__Goal of the exercise__
Report every line in the listing below where the string "Medical" shows up.

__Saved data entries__
**********

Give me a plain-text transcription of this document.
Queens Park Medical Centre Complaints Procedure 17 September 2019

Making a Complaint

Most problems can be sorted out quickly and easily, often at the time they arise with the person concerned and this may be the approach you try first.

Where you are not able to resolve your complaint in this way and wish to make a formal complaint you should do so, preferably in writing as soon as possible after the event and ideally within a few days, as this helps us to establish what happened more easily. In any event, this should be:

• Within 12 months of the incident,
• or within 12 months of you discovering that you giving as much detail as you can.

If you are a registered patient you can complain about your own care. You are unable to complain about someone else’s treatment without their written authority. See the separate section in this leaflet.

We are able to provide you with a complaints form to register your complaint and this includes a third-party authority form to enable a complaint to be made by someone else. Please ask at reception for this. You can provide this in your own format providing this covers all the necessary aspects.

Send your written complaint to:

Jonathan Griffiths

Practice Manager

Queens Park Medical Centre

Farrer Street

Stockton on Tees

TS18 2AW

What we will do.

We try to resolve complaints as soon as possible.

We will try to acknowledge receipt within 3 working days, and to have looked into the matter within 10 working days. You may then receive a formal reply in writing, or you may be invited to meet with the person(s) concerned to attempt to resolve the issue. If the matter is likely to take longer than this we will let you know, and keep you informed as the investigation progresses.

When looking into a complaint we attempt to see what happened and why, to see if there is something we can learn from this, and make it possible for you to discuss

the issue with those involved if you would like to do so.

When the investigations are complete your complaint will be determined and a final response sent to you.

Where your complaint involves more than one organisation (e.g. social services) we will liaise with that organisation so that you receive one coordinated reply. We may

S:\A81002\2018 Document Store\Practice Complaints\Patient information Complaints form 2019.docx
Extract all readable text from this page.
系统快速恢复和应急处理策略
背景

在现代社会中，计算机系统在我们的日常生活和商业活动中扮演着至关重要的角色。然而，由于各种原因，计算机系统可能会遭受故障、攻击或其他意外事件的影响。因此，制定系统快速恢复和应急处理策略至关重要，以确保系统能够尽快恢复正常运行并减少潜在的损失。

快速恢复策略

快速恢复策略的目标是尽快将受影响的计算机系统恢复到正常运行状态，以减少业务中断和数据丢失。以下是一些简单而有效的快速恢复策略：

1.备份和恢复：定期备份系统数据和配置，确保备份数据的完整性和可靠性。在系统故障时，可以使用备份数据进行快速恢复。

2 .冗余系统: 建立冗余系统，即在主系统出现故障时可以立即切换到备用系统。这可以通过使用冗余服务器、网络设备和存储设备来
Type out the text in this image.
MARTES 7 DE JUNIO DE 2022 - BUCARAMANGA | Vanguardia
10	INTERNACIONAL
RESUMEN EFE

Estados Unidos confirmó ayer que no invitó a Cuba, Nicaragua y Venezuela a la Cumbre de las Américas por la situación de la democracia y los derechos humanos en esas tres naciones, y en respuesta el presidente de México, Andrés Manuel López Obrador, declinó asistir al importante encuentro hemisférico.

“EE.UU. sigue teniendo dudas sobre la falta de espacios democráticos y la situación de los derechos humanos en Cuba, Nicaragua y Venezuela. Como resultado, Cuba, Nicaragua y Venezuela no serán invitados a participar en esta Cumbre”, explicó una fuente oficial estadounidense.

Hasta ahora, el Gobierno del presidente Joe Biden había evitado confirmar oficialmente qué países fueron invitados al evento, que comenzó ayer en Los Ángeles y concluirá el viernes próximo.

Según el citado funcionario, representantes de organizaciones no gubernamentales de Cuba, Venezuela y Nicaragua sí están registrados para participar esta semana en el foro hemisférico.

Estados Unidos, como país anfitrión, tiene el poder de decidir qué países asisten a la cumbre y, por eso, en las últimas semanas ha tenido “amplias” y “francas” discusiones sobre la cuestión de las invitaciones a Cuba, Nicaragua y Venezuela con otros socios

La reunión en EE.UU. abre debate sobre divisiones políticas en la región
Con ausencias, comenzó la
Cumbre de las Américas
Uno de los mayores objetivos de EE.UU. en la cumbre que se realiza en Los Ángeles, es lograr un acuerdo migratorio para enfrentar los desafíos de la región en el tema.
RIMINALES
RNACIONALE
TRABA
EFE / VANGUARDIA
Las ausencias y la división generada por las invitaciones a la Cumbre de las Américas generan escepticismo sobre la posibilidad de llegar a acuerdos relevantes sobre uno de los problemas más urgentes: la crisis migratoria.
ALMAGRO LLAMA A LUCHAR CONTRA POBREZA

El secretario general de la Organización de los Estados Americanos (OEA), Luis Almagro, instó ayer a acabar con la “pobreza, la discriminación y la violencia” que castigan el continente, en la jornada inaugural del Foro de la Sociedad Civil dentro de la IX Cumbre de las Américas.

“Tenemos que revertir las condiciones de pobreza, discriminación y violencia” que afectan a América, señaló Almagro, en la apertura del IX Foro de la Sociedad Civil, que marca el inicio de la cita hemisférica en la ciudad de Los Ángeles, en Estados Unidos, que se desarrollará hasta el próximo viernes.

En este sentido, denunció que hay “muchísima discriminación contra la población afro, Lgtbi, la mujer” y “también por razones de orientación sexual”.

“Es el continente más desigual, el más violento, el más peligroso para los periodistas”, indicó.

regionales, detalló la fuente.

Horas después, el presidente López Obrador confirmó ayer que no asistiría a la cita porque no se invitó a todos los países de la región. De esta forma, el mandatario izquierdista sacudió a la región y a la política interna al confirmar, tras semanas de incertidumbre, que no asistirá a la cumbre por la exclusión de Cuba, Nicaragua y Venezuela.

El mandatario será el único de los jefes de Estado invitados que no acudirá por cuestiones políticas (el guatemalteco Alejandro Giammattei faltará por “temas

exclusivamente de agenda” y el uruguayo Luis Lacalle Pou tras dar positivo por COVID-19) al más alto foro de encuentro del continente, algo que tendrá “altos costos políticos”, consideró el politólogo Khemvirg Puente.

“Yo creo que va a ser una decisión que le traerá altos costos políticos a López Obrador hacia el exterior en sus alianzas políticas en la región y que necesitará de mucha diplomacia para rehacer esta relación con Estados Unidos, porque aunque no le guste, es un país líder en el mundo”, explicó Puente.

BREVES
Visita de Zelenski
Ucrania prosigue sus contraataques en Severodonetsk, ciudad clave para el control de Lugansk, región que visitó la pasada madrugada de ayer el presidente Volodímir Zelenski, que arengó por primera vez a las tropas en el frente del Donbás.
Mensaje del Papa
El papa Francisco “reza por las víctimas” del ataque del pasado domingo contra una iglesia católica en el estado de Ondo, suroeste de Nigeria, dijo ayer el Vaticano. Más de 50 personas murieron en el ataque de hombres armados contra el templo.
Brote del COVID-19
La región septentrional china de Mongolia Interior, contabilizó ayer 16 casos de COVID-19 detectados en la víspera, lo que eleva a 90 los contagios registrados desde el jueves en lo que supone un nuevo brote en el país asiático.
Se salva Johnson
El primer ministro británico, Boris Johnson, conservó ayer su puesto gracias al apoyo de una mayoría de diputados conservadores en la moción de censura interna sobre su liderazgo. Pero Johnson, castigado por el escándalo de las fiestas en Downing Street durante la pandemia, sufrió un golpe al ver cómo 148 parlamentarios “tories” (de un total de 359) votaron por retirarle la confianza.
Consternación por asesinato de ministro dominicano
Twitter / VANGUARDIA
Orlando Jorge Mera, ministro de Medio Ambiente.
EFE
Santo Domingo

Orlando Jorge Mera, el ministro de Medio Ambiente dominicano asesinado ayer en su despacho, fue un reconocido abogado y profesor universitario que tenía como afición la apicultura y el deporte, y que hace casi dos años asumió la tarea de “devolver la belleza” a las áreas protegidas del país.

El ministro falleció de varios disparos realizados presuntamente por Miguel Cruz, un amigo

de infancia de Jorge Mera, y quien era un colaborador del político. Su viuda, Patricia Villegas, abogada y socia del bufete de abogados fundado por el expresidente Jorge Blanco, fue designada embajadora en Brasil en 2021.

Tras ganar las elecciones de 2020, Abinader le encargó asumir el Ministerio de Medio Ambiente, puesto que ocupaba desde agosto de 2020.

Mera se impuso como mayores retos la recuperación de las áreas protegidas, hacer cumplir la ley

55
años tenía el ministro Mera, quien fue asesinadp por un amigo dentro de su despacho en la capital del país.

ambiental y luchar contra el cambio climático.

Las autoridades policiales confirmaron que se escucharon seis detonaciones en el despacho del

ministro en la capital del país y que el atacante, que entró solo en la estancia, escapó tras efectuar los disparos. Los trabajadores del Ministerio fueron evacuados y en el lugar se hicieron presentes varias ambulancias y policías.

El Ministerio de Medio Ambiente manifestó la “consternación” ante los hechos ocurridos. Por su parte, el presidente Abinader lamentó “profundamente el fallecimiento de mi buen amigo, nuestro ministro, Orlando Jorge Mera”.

**********

__Correct result__
Queens Park Medical Centre Complaints Procedure 17 September 2019
Queens Park Medical Centre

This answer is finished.